[Start Dataset content]
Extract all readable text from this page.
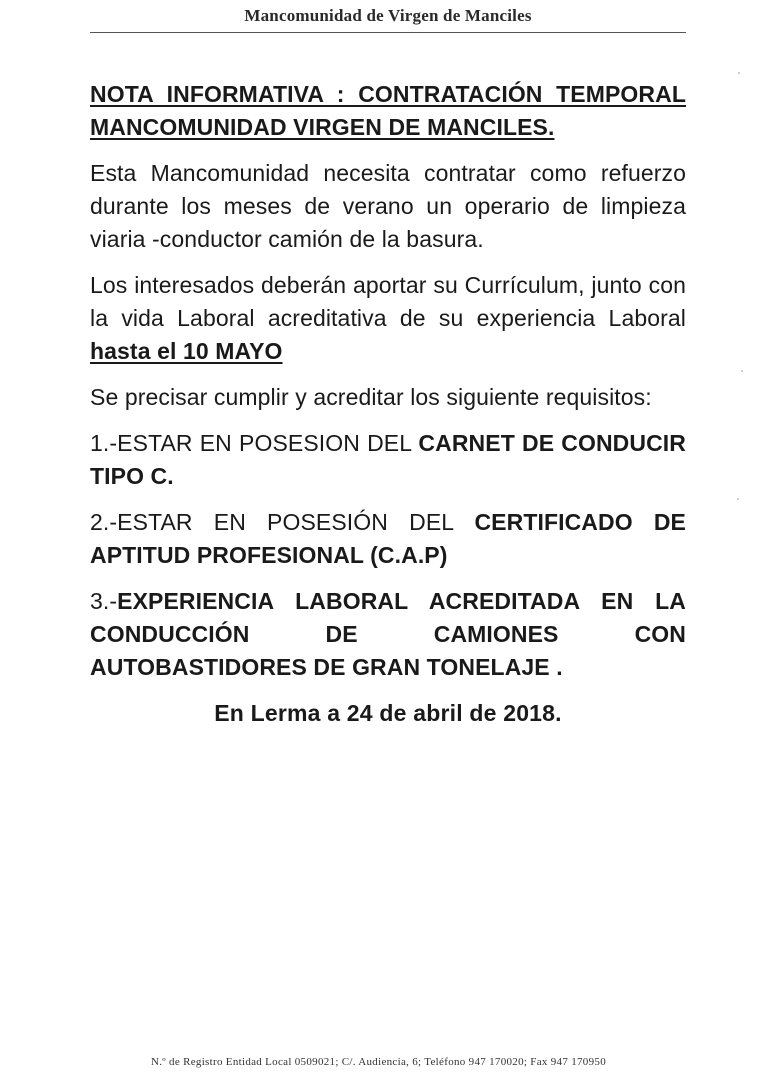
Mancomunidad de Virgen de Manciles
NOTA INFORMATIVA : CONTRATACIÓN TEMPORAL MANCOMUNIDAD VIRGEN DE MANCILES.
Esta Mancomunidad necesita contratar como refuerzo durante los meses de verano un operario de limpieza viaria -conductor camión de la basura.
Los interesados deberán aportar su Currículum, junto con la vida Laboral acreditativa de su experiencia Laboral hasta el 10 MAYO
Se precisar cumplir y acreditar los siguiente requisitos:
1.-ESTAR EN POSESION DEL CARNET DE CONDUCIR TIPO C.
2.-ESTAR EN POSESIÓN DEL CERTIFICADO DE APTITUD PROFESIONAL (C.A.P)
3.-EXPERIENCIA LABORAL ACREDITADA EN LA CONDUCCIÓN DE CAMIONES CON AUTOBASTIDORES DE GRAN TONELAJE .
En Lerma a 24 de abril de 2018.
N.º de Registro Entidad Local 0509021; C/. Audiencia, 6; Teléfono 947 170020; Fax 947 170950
[End Dataset content]
> _Written task_: Write the material out again exactly as it appears, dropping the pictures.

> _Solution for this problem_:
Extract all readable text from this page.
Mancomunidad de Virgen de Manciles
NOTA INFORMATIVA : CONTRATACIÓN TEMPORAL MANCOMUNIDAD VIRGEN DE MANCILES.
Esta Mancomunidad necesita contratar como refuerzo durante los meses de verano un operario de limpieza viaria -conductor camión de la basura.
Los interesados deberán aportar su Currículum, junto con la vida Laboral acreditativa de su experiencia Laboral hasta el 10 MAYO
Se precisar cumplir y acreditar los siguiente requisitos:
1.-ESTAR EN POSESION DEL CARNET DE CONDUCIR TIPO C.
2.-ESTAR EN POSESIÓN DEL CERTIFICADO DE APTITUD PROFESIONAL (C.A.P)
3.-EXPERIENCIA LABORAL ACREDITADA EN LA CONDUCCIÓN DE CAMIONES CON AUTOBASTIDORES DE GRAN TONELAJE .
En Lerma a 24 de abril de 2018.
N.º de Registro Entidad Local 0509021; C/. Audiencia, 6; Teléfono 947 170020; Fax 947 170950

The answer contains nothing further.